Task to complete »
Write out every entry exactly as given, but omit the pictures.

Material shown »
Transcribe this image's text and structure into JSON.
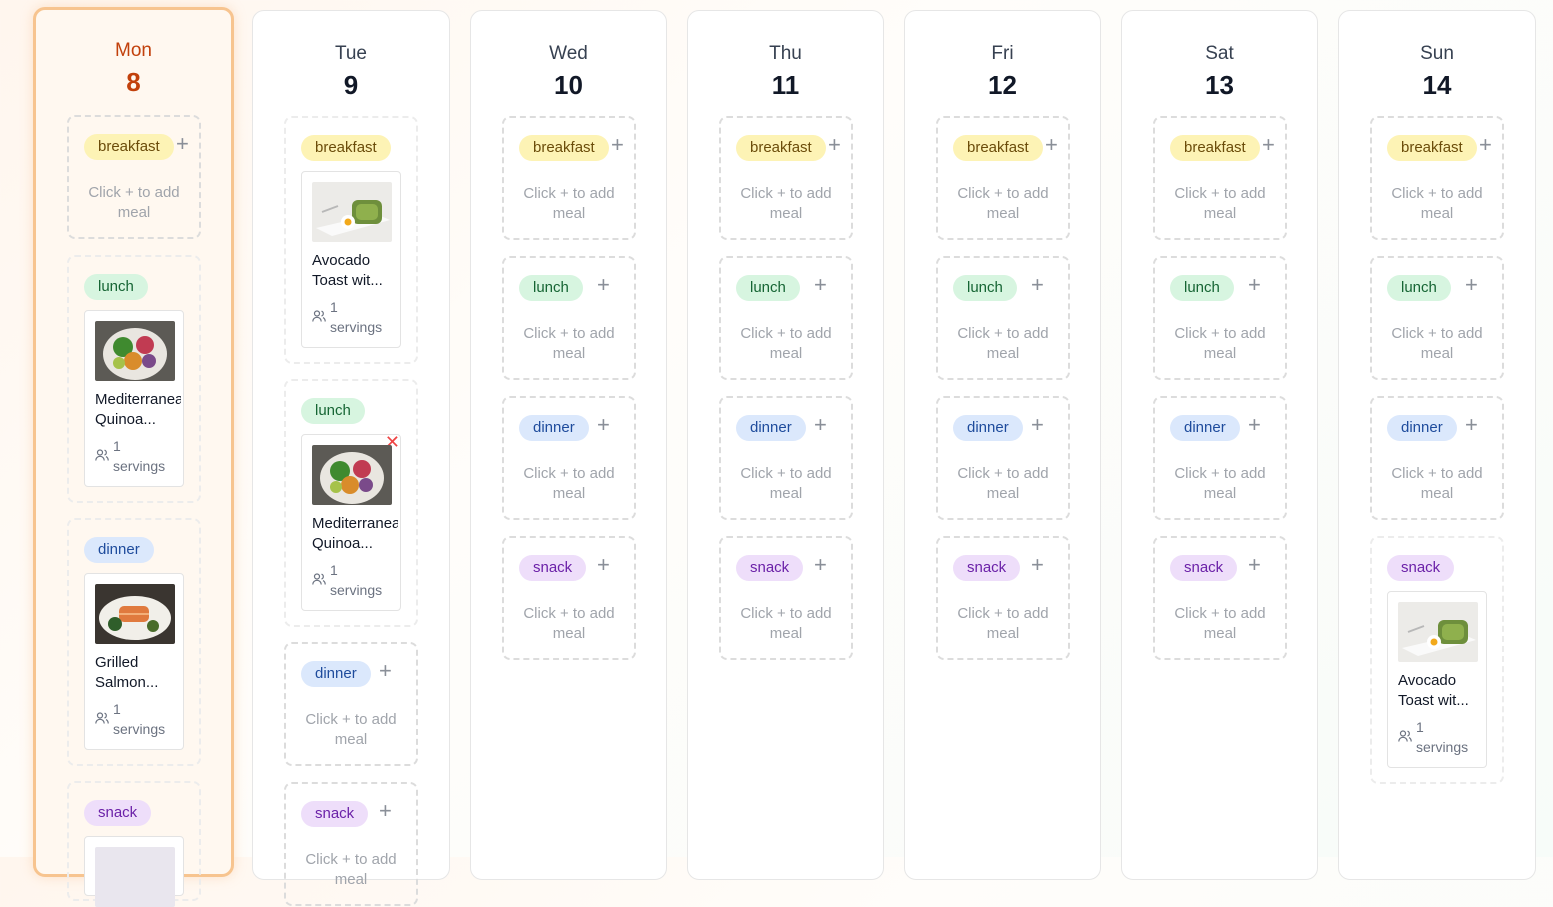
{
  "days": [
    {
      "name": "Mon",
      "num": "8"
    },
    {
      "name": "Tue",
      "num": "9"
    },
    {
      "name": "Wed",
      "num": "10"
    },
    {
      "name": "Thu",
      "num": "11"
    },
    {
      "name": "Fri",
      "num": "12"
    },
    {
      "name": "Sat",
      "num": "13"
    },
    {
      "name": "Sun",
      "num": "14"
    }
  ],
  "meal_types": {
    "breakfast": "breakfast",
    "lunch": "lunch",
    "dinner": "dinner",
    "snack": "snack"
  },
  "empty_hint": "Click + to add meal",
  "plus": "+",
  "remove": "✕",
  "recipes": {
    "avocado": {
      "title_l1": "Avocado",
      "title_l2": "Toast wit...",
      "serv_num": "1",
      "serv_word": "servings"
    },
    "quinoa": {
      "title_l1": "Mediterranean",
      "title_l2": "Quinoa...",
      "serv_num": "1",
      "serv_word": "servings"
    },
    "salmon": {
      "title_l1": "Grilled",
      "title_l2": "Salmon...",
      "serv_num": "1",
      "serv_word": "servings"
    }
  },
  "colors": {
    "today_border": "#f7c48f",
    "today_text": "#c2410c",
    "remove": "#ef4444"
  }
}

Result »
Transcribe this image's text and structure into JSON.
{
  "days": [
    {
      "name": "Mon",
      "num": "8"
    },
    {
      "name": "Tue",
      "num": "9"
    },
    {
      "name": "Wed",
      "num": "10"
    },
    {
      "name": "Thu",
      "num": "11"
    },
    {
      "name": "Fri",
      "num": "12"
    },
    {
      "name": "Sat",
      "num": "13"
    },
    {
      "name": "Sun",
      "num": "14"
    }
  ],
  "meal_types": {
    "breakfast": "breakfast",
    "lunch": "lunch",
    "dinner": "dinner",
    "snack": "snack"
  },
  "empty_hint": "Click + to add meal",
  "plus": "+",
  "remove": "✕",
  "recipes": {
    "avocado": {
      "title_l1": "Avocado",
      "title_l2": "Toast wit...",
      "serv_num": "1",
      "serv_word": "servings"
    },
    "quinoa": {
      "title_l1": "Mediterranean",
      "title_l2": "Quinoa...",
      "serv_num": "1",
      "serv_word": "servings"
    },
    "salmon": {
      "title_l1": "Grilled",
      "title_l2": "Salmon...",
      "serv_num": "1",
      "serv_word": "servings"
    }
  },
  "colors": {
    "today_border": "#f7c48f",
    "today_text": "#c2410c",
    "remove": "#ef4444"
  }
}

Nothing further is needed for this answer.